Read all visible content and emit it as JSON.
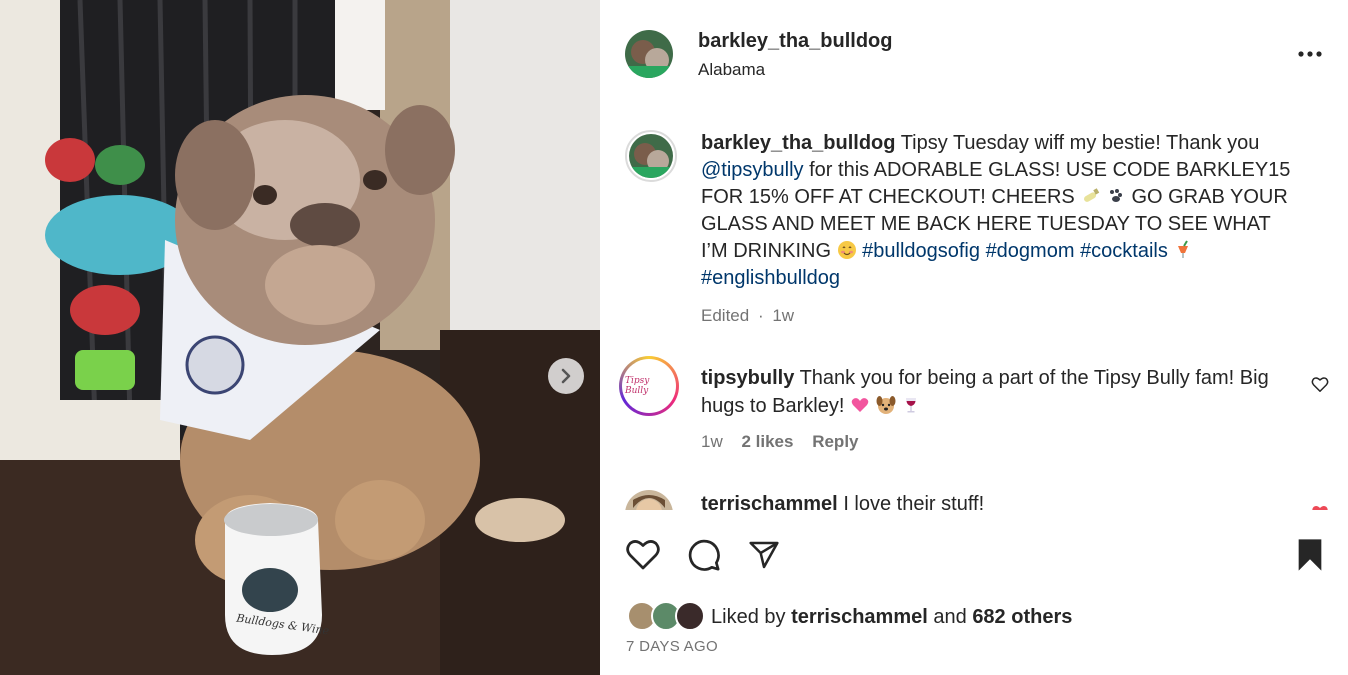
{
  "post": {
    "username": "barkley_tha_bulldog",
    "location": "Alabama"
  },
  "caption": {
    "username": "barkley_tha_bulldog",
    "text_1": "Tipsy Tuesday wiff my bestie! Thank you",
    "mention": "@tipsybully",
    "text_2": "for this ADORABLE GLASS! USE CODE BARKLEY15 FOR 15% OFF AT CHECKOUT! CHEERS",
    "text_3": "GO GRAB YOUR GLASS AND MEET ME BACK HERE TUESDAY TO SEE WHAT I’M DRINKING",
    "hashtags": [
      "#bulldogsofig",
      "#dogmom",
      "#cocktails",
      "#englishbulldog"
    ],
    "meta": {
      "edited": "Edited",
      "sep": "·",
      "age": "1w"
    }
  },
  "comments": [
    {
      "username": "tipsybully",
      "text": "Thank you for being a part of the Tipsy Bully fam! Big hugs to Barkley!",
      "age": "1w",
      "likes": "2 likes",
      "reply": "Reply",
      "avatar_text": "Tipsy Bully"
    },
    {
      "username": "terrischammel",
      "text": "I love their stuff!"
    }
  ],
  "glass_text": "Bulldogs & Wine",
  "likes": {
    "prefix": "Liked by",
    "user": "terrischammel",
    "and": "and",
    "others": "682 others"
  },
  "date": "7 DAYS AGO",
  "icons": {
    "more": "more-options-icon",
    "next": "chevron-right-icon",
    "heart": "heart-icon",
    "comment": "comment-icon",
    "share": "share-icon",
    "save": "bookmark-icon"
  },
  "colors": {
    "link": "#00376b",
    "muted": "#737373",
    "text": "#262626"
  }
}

(Exercise task): Tally how many lines of the data include the word "username". Write the number and nothing else.

(Task response): 4